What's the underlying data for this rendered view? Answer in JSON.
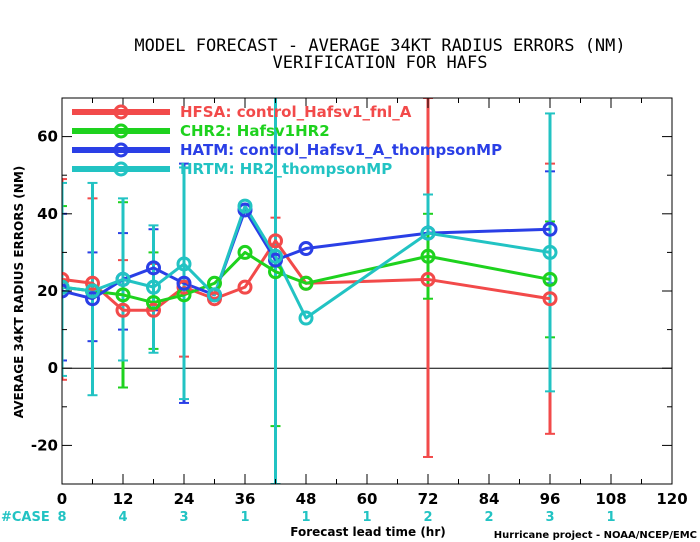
{
  "title_line1": "MODEL FORECAST - AVERAGE 34KT RADIUS ERRORS (NM)",
  "title_line2": "VERIFICATION FOR HAFS",
  "footer": "Hurricane project - NOAA/NCEP/EMC",
  "case_label": "#CASE",
  "case_counts": [
    {
      "x": 0,
      "n": "8"
    },
    {
      "x": 12,
      "n": "4"
    },
    {
      "x": 24,
      "n": "3"
    },
    {
      "x": 36,
      "n": "1"
    },
    {
      "x": 48,
      "n": "1"
    },
    {
      "x": 60,
      "n": "1"
    },
    {
      "x": 72,
      "n": "2"
    },
    {
      "x": 84,
      "n": "2"
    },
    {
      "x": 96,
      "n": "3"
    },
    {
      "x": 108,
      "n": "1"
    }
  ],
  "colors": {
    "HFSA": "#f24a4a",
    "CHR2": "#1ed21e",
    "HATM": "#2a3fe6",
    "HRTM": "#22c3c3",
    "case": "#22c3c3"
  },
  "chart_data": {
    "type": "line",
    "title": "MODEL FORECAST - AVERAGE 34KT RADIUS ERRORS (NM)",
    "subtitle": "VERIFICATION FOR HAFS",
    "xlabel": "Forecast lead time (hr)",
    "ylabel": "AVERAGE 34KT RADIUS ERRORS (NM)",
    "xlim": [
      0,
      120
    ],
    "ylim": [
      -30,
      70
    ],
    "xticks": [
      0,
      12,
      24,
      36,
      48,
      60,
      72,
      84,
      96,
      108,
      120
    ],
    "yticks": [
      -20,
      0,
      20,
      40,
      60
    ],
    "grid": false,
    "zero_line": true,
    "legend": "top-left",
    "series": [
      {
        "name": "HFSA: control_Hafsv1_fnl_A",
        "color": "#f24a4a",
        "x": [
          0,
          6,
          12,
          18,
          24,
          30,
          36,
          42,
          48,
          72,
          96
        ],
        "y": [
          23,
          22,
          15,
          15,
          21,
          18,
          21,
          33,
          22,
          23,
          18
        ],
        "err": [
          [
            -3,
            49
          ],
          [
            null,
            44
          ],
          [
            null,
            28
          ],
          [
            null,
            27
          ],
          [
            3,
            null
          ],
          [
            null,
            null
          ],
          [
            null,
            null
          ],
          [
            null,
            39
          ],
          [
            null,
            null
          ],
          [
            -23,
            70
          ],
          [
            -17,
            53
          ]
        ]
      },
      {
        "name": "CHR2: Hafsv1HR2",
        "color": "#1ed21e",
        "x": [
          0,
          6,
          12,
          18,
          24,
          30,
          36,
          42,
          48,
          72,
          96
        ],
        "y": [
          21,
          20,
          19,
          17,
          19,
          22,
          30,
          25,
          22,
          29,
          23
        ],
        "err": [
          [
            null,
            42
          ],
          [
            null,
            null
          ],
          [
            -5,
            43
          ],
          [
            5,
            30
          ],
          [
            null,
            null
          ],
          [
            null,
            null
          ],
          [
            null,
            null
          ],
          [
            -15,
            null
          ],
          [
            null,
            null
          ],
          [
            18,
            40
          ],
          [
            8,
            38
          ]
        ]
      },
      {
        "name": "HATM: control_Hafsv1_A_thompsonMP",
        "color": "#2a3fe6",
        "x": [
          0,
          6,
          12,
          18,
          24,
          30,
          36,
          42,
          48,
          72,
          96
        ],
        "y": [
          20,
          18,
          23,
          26,
          22,
          19,
          41,
          28,
          31,
          35,
          36
        ],
        "err": [
          [
            2,
            40
          ],
          [
            7,
            30
          ],
          [
            10,
            35
          ],
          [
            15,
            36
          ],
          [
            -9,
            53
          ],
          [
            null,
            null
          ],
          [
            null,
            null
          ],
          [
            null,
            null
          ],
          [
            null,
            null
          ],
          [
            null,
            null
          ],
          [
            22,
            51
          ]
        ]
      },
      {
        "name": "HRTM: HR2_thompsonMP",
        "color": "#22c3c3",
        "x": [
          0,
          6,
          12,
          18,
          24,
          30,
          36,
          42,
          48,
          72,
          96
        ],
        "y": [
          21,
          20,
          23,
          21,
          27,
          19,
          42,
          29,
          13,
          35,
          30
        ],
        "err": [
          [
            -2,
            48
          ],
          [
            -7,
            48
          ],
          [
            2,
            44
          ],
          [
            4,
            37
          ],
          [
            -8,
            52
          ],
          [
            null,
            null
          ],
          [
            null,
            null
          ],
          [
            -30,
            94
          ],
          [
            null,
            null
          ],
          [
            null,
            45
          ],
          [
            -6,
            66
          ]
        ]
      }
    ]
  }
}
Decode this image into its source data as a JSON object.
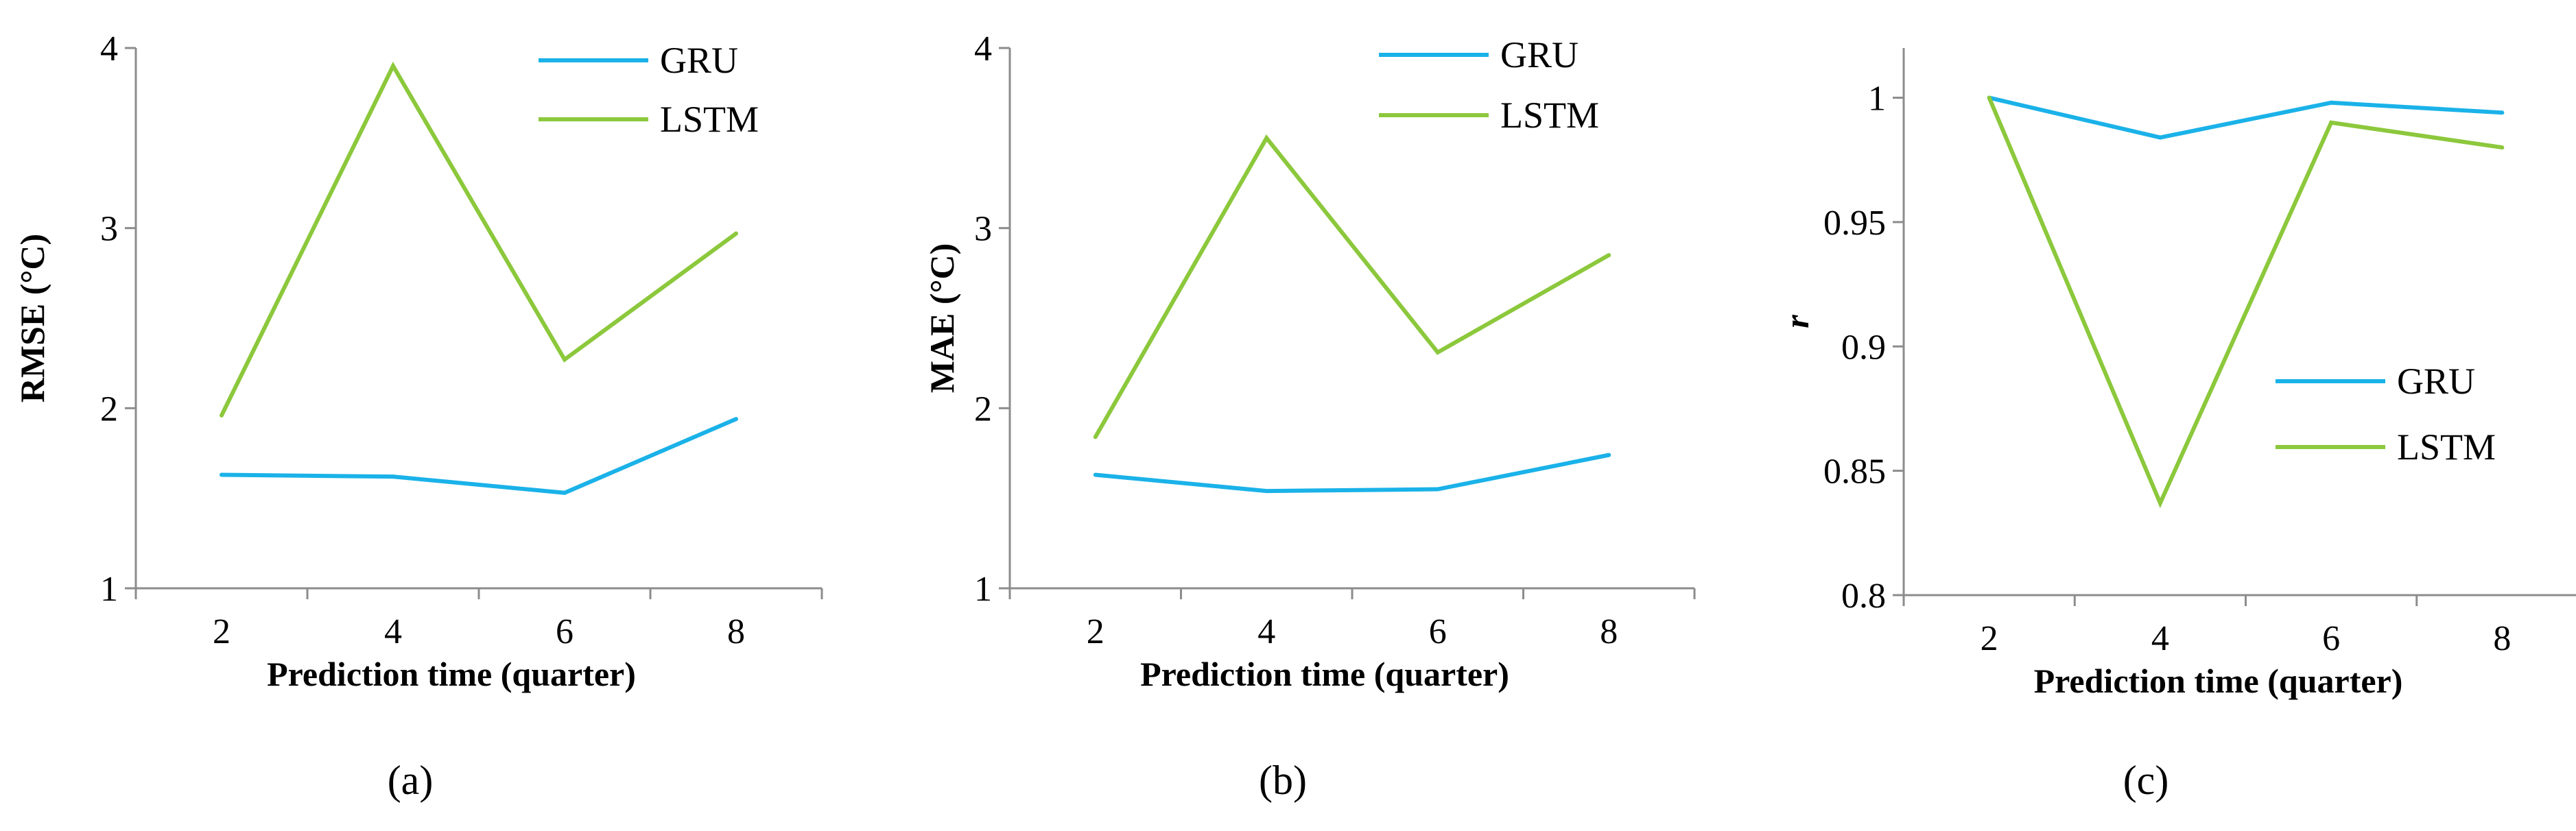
{
  "chart_data": [
    {
      "type": "line",
      "panel_label": "(a)",
      "x": [
        2,
        4,
        6,
        8
      ],
      "xticks": [
        "2",
        "4",
        "6",
        "8"
      ],
      "xlabel": "Prediction time  (quarter)",
      "ylabel": "RMSE (°C)",
      "ylim": [
        1,
        4
      ],
      "yticks": [
        "1",
        "2",
        "3",
        "4"
      ],
      "legend_position": "top-right",
      "series": [
        {
          "name": "GRU",
          "color": "#1ab2e8",
          "values": [
            1.63,
            1.62,
            1.53,
            1.94
          ]
        },
        {
          "name": "LSTM",
          "color": "#8cc83c",
          "values": [
            1.96,
            3.9,
            2.27,
            2.97
          ]
        }
      ]
    },
    {
      "type": "line",
      "panel_label": "(b)",
      "x": [
        2,
        4,
        6,
        8
      ],
      "xticks": [
        "2",
        "4",
        "6",
        "8"
      ],
      "xlabel": "Prediction time (quarter)",
      "ylabel": "MAE (°C)",
      "ylim": [
        1,
        4
      ],
      "yticks": [
        "1",
        "2",
        "3",
        "4"
      ],
      "legend_position": "top-right",
      "series": [
        {
          "name": "GRU",
          "color": "#1ab2e8",
          "values": [
            1.63,
            1.54,
            1.55,
            1.74
          ]
        },
        {
          "name": "LSTM",
          "color": "#8cc83c",
          "values": [
            1.84,
            3.5,
            2.31,
            2.85
          ]
        }
      ]
    },
    {
      "type": "line",
      "panel_label": "(c)",
      "x": [
        2,
        4,
        6,
        8
      ],
      "xticks": [
        "2",
        "4",
        "6",
        "8"
      ],
      "xlabel": "Prediction time (quarter)",
      "ylabel": "r",
      "ylim": [
        0.8,
        1.02
      ],
      "yticks": [
        "0.8",
        "0.85",
        "0.9",
        "0.95",
        "1"
      ],
      "legend_position": "right",
      "series": [
        {
          "name": "GRU",
          "color": "#1ab2e8",
          "values": [
            1.0,
            0.984,
            0.998,
            0.994
          ]
        },
        {
          "name": "LSTM",
          "color": "#8cc83c",
          "values": [
            1.0,
            0.837,
            0.99,
            0.98
          ]
        }
      ]
    }
  ]
}
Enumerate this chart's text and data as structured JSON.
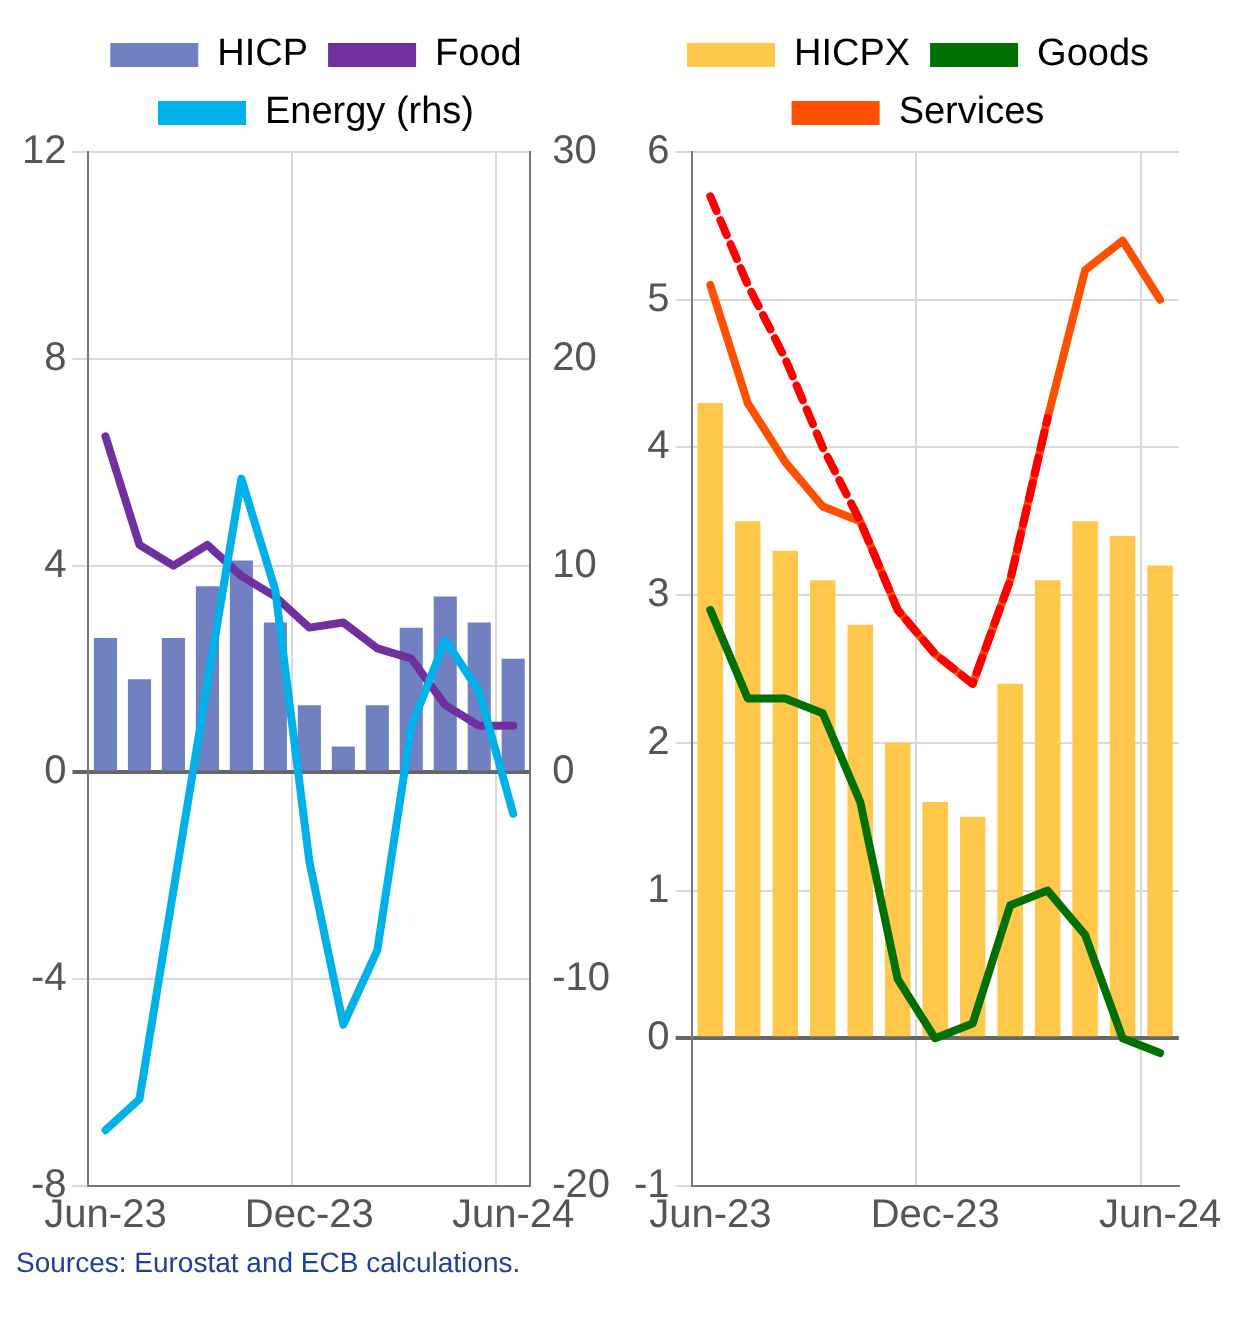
{
  "chart_data": [
    {
      "type": "bar",
      "categories": [
        "Jun-23",
        null,
        null,
        null,
        null,
        null,
        "Dec-23",
        null,
        null,
        null,
        null,
        null,
        "Jun-24"
      ],
      "series": [
        {
          "name": "HICP",
          "color": "#7080c0",
          "values": [
            2.6,
            1.8,
            2.6,
            3.6,
            4.1,
            2.9,
            1.3,
            0.5,
            1.3,
            2.8,
            3.4,
            2.9,
            2.2
          ]
        },
        {
          "name": "Food",
          "type": "line",
          "color": "#7030a0",
          "values": [
            6.5,
            4.4,
            4.0,
            4.4,
            3.8,
            3.4,
            2.8,
            2.9,
            2.4,
            2.2,
            1.3,
            0.9,
            0.9
          ]
        },
        {
          "name": "Energy (rhs)",
          "type": "line",
          "axis": "y2",
          "color": "#00b0e8",
          "values": [
            -17.3,
            -15.8,
            -5.7,
            4.3,
            14.2,
            8.8,
            -4.3,
            -12.2,
            -8.6,
            2.2,
            6.4,
            3.9,
            -2.0
          ]
        }
      ],
      "ylim": [
        -8,
        12
      ],
      "yticks": [
        -8,
        -4,
        0,
        4,
        8,
        12
      ],
      "y2lim": [
        -20,
        30
      ],
      "y2ticks": [
        -20,
        -10,
        0,
        10,
        20,
        30
      ],
      "grid": true,
      "legend": "top",
      "marker": "none",
      "line_style": "solid",
      "annotations": [
        "Sources: Eurostat and ECB calculations."
      ]
    },
    {
      "type": "bar",
      "categories": [
        "Jun-23",
        null,
        null,
        null,
        null,
        null,
        "Dec-23",
        null,
        null,
        null,
        null,
        null,
        "Jun-24"
      ],
      "series": [
        {
          "name": "HICPX",
          "color": "#ffc84a",
          "values": [
            4.3,
            3.5,
            3.3,
            3.1,
            2.8,
            2.0,
            1.6,
            1.5,
            2.4,
            3.1,
            3.5,
            3.4,
            3.2
          ]
        },
        {
          "name": "Goods",
          "type": "line",
          "color": "#007000",
          "values": [
            2.9,
            2.3,
            2.3,
            2.2,
            1.6,
            0.4,
            0.0,
            0.1,
            0.9,
            1.0,
            0.7,
            0.0,
            -0.1
          ]
        },
        {
          "name": "Services",
          "type": "line",
          "color": "#ff5000",
          "values": [
            5.1,
            4.3,
            3.9,
            3.6,
            3.5,
            2.9,
            2.6,
            2.4,
            3.1,
            4.2,
            5.2,
            5.4,
            5.0
          ]
        },
        {
          "type": "line",
          "color": "#ff0000",
          "line_style": "dashed",
          "values": [
            5.7,
            5.1,
            4.6,
            4.0,
            3.5,
            2.9,
            2.6,
            2.4,
            3.1,
            4.2,
            null,
            null,
            null
          ]
        }
      ],
      "ylim": [
        -1,
        6
      ],
      "yticks": [
        -1,
        0,
        1,
        2,
        3,
        4,
        5,
        6
      ],
      "grid": true,
      "legend": "top",
      "marker": "none",
      "line_style": "solid"
    }
  ]
}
.....
• The problem: From the material, report only how many lines include the word "ERRORS".

• Written response: 3